→ **Exercise objective**
Exclude the pictures and repeat all of the data exactly.

(Transcribed document page entries)
+ + + + + + +

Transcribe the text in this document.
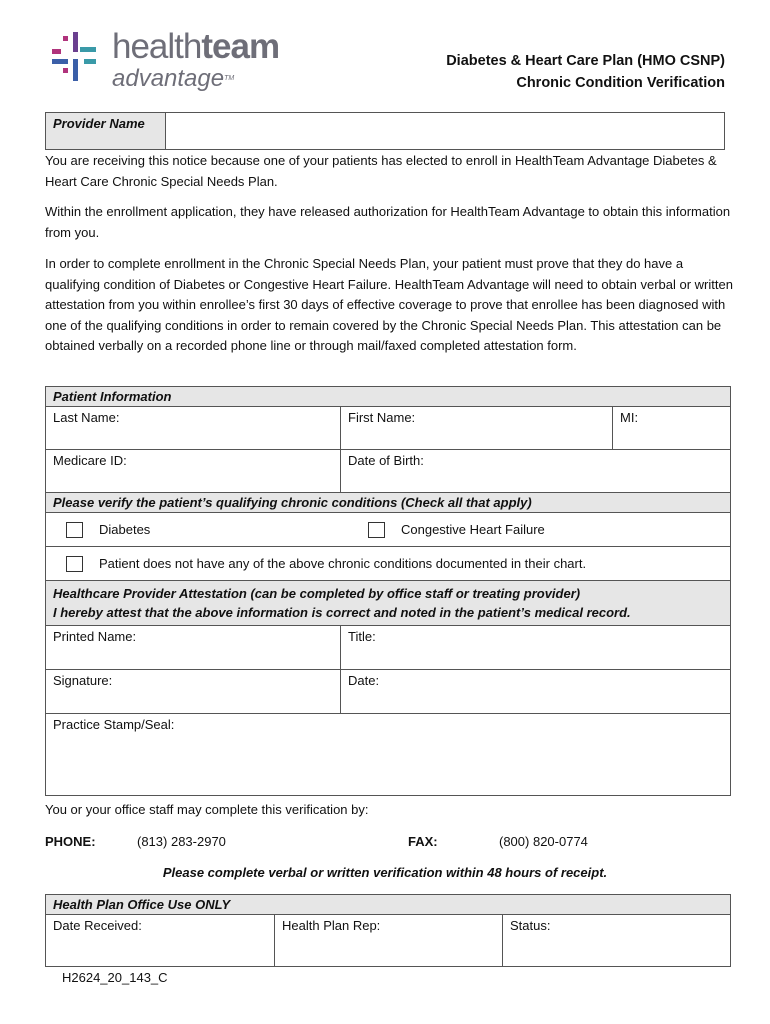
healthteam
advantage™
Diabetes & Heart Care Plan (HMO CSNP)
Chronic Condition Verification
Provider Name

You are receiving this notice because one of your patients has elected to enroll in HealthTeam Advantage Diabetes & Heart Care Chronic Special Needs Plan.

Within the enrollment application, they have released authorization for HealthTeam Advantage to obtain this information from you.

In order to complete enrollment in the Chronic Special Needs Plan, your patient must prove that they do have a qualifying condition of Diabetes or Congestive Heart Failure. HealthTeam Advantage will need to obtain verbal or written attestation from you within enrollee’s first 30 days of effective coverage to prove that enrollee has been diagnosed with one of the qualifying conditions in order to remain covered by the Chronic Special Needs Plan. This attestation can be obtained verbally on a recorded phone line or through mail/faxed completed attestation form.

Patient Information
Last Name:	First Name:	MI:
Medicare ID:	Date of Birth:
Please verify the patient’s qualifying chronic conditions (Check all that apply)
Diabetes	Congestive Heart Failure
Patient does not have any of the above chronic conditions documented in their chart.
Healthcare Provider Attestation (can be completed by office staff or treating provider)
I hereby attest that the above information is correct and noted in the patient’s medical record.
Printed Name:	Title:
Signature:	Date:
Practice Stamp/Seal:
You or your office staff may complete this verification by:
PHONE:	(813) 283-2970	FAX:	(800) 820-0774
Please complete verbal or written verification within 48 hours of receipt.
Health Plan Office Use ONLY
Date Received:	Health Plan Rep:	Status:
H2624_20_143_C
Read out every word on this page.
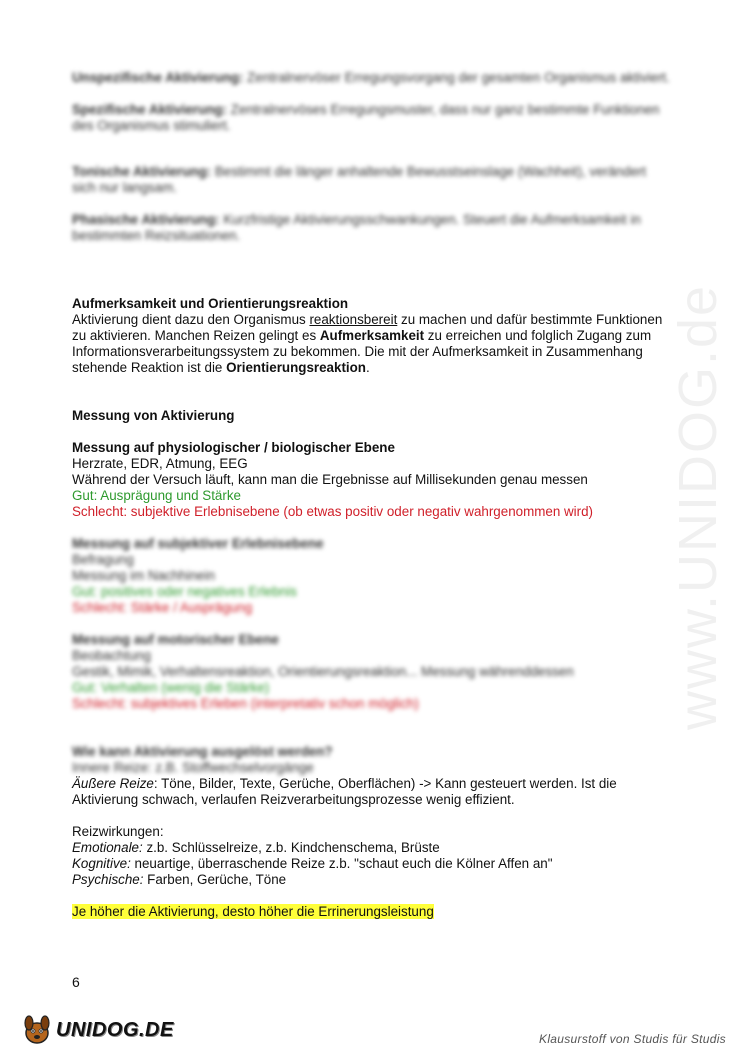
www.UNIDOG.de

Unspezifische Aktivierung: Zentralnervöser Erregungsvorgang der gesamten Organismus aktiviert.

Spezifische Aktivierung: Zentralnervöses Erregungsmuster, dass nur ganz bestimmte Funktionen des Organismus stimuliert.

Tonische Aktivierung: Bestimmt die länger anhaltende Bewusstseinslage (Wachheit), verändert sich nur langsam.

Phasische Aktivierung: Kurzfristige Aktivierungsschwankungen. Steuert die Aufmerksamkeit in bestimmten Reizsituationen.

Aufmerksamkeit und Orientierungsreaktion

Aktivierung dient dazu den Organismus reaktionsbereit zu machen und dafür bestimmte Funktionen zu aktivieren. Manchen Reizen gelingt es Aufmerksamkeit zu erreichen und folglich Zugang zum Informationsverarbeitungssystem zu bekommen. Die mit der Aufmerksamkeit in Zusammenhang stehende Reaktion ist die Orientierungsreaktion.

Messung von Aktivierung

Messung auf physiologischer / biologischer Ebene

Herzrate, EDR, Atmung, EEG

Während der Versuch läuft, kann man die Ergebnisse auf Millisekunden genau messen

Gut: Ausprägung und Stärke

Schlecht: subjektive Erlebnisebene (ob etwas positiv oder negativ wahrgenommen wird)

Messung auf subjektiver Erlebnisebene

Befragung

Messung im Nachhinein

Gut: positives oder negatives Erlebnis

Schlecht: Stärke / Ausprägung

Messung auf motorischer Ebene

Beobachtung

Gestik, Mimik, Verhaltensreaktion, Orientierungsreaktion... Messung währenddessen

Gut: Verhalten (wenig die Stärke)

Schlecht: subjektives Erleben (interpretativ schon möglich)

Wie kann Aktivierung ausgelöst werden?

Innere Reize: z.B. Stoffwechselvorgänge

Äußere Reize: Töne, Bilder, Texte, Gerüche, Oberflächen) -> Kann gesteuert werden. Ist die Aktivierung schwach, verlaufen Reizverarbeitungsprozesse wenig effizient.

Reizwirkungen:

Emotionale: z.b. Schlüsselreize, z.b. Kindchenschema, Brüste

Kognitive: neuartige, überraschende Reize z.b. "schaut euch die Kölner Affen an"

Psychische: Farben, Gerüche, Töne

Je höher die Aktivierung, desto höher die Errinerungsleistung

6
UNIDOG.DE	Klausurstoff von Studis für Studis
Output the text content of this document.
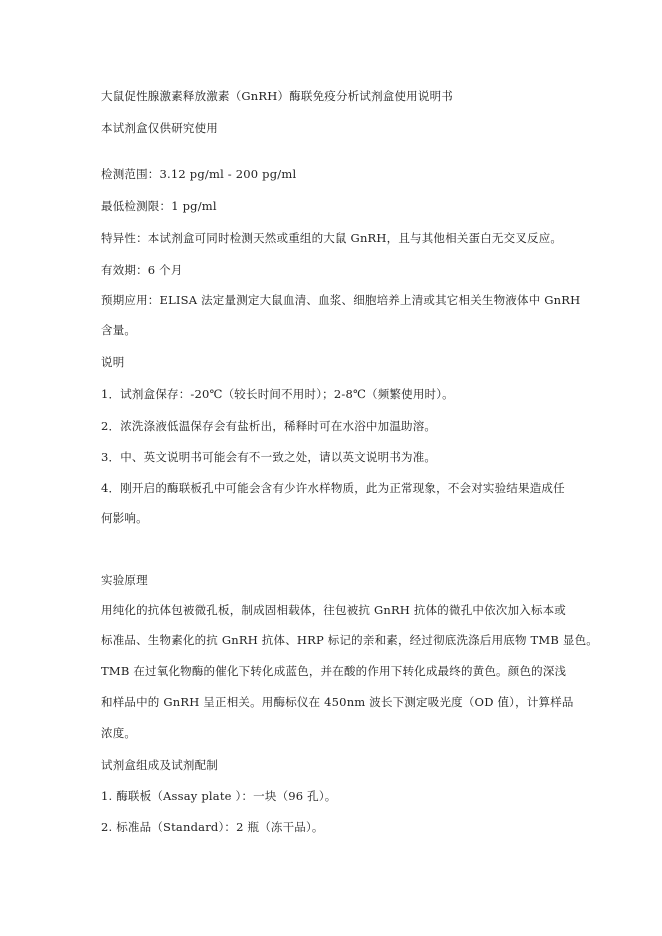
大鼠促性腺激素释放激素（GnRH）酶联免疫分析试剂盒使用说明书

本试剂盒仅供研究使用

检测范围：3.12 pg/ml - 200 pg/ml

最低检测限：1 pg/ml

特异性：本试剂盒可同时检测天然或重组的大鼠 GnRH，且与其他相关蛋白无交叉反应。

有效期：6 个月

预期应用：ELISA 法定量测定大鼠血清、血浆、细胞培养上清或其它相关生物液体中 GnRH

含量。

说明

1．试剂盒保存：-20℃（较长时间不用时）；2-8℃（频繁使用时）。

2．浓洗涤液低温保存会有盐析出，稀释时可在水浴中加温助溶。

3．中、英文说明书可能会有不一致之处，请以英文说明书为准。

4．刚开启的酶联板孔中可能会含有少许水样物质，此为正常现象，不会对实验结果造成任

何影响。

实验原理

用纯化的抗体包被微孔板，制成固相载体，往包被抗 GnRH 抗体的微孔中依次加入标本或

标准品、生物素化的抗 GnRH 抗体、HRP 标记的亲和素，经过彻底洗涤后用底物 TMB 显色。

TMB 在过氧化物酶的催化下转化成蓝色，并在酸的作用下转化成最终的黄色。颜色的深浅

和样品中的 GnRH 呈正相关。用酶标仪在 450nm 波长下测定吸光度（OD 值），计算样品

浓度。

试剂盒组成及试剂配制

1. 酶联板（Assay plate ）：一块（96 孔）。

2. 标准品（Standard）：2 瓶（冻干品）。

+ + + + + + +

→ **Task response**
Transcribe the text in this document.
healthteam
advantage™
Diabetes & Heart Care Plan (HMO CSNP)
Chronic Condition Verification
Provider Name

You are receiving this notice because one of your patients has elected to enroll in HealthTeam Advantage Diabetes & Heart Care Chronic Special Needs Plan.

Within the enrollment application, they have released authorization for HealthTeam Advantage to obtain this information from you.

In order to complete enrollment in the Chronic Special Needs Plan, your patient must prove that they do have a qualifying condition of Diabetes or Congestive Heart Failure. HealthTeam Advantage will need to obtain verbal or written attestation from you within enrollee’s first 30 days of effective coverage to prove that enrollee has been diagnosed with one of the qualifying conditions in order to remain covered by the Chronic Special Needs Plan. This attestation can be obtained verbally on a recorded phone line or through mail/faxed completed attestation form.

Patient Information
Last Name:	First Name:	MI:
Medicare ID:	Date of Birth:
Please verify the patient’s qualifying chronic conditions (Check all that apply)
Diabetes	Congestive Heart Failure
Patient does not have any of the above chronic conditions documented in their chart.
Healthcare Provider Attestation (can be completed by office staff or treating provider)
I hereby attest that the above information is correct and noted in the patient’s medical record.
Printed Name:	Title:
Signature:	Date:
Practice Stamp/Seal:
You or your office staff may complete this verification by:
PHONE:	(813) 283-2970	FAX:	(800) 820-0774
Please complete verbal or written verification within 48 hours of receipt.
Health Plan Office Use ONLY
Date Received:	Health Plan Rep:	Status:
H2624_20_143_C
Read out every word on this page.
www.UNIDOG.de

Unspezifische Aktivierung: Zentralnervöser Erregungsvorgang der gesamten Organismus aktiviert.

Spezifische Aktivierung: Zentralnervöses Erregungsmuster, dass nur ganz bestimmte Funktionen des Organismus stimuliert.

Tonische Aktivierung: Bestimmt die länger anhaltende Bewusstseinslage (Wachheit), verändert sich nur langsam.

Phasische Aktivierung: Kurzfristige Aktivierungsschwankungen. Steuert die Aufmerksamkeit in bestimmten Reizsituationen.

Aufmerksamkeit und Orientierungsreaktion

Aktivierung dient dazu den Organismus reaktionsbereit zu machen und dafür bestimmte Funktionen zu aktivieren. Manchen Reizen gelingt es Aufmerksamkeit zu erreichen und folglich Zugang zum Informationsverarbeitungssystem zu bekommen. Die mit der Aufmerksamkeit in Zusammenhang stehende Reaktion ist die Orientierungsreaktion.

Messung von Aktivierung

Messung auf physiologischer / biologischer Ebene

Herzrate, EDR, Atmung, EEG

Während der Versuch läuft, kann man die Ergebnisse auf Millisekunden genau messen

Gut: Ausprägung und Stärke

Schlecht: subjektive Erlebnisebene (ob etwas positiv oder negativ wahrgenommen wird)

Messung auf subjektiver Erlebnisebene

Befragung

Messung im Nachhinein

Gut: positives oder negatives Erlebnis

Schlecht: Stärke / Ausprägung

Messung auf motorischer Ebene

Beobachtung

Gestik, Mimik, Verhaltensreaktion, Orientierungsreaktion... Messung währenddessen

Gut: Verhalten (wenig die Stärke)

Schlecht: subjektives Erleben (interpretativ schon möglich)

Wie kann Aktivierung ausgelöst werden?

Innere Reize: z.B. Stoffwechselvorgänge

Äußere Reize: Töne, Bilder, Texte, Gerüche, Oberflächen) -> Kann gesteuert werden. Ist die Aktivierung schwach, verlaufen Reizverarbeitungsprozesse wenig effizient.

Reizwirkungen:

Emotionale: z.b. Schlüsselreize, z.b. Kindchenschema, Brüste

Kognitive: neuartige, überraschende Reize z.b. "schaut euch die Kölner Affen an"

Psychische: Farben, Gerüche, Töne

Je höher die Aktivierung, desto höher die Errinerungsleistung

6
UNIDOG.DE	Klausurstoff von Studis für Studis
Output the text content of this document.
大鼠促性腺激素释放激素（GnRH）酶联免疫分析试剂盒使用说明书

本试剂盒仅供研究使用

检测范围：3.12 pg/ml - 200 pg/ml

最低检测限：1 pg/ml

特异性：本试剂盒可同时检测天然或重组的大鼠 GnRH，且与其他相关蛋白无交叉反应。

有效期：6 个月

预期应用：ELISA 法定量测定大鼠血清、血浆、细胞培养上清或其它相关生物液体中 GnRH

含量。

说明

1．试剂盒保存：-20℃（较长时间不用时）；2-8℃（频繁使用时）。

2．浓洗涤液低温保存会有盐析出，稀释时可在水浴中加温助溶。

3．中、英文说明书可能会有不一致之处，请以英文说明书为准。

4．刚开启的酶联板孔中可能会含有少许水样物质，此为正常现象，不会对实验结果造成任

何影响。

实验原理

用纯化的抗体包被微孔板，制成固相载体，往包被抗 GnRH 抗体的微孔中依次加入标本或

标准品、生物素化的抗 GnRH 抗体、HRP 标记的亲和素，经过彻底洗涤后用底物 TMB 显色。

TMB 在过氧化物酶的催化下转化成蓝色，并在酸的作用下转化成最终的黄色。颜色的深浅

和样品中的 GnRH 呈正相关。用酶标仪在 450nm 波长下测定吸光度（OD 值），计算样品

浓度。

试剂盒组成及试剂配制

1. 酶联板（Assay plate ）：一块（96 孔）。

2. 标准品（Standard）：2 瓶（冻干品）。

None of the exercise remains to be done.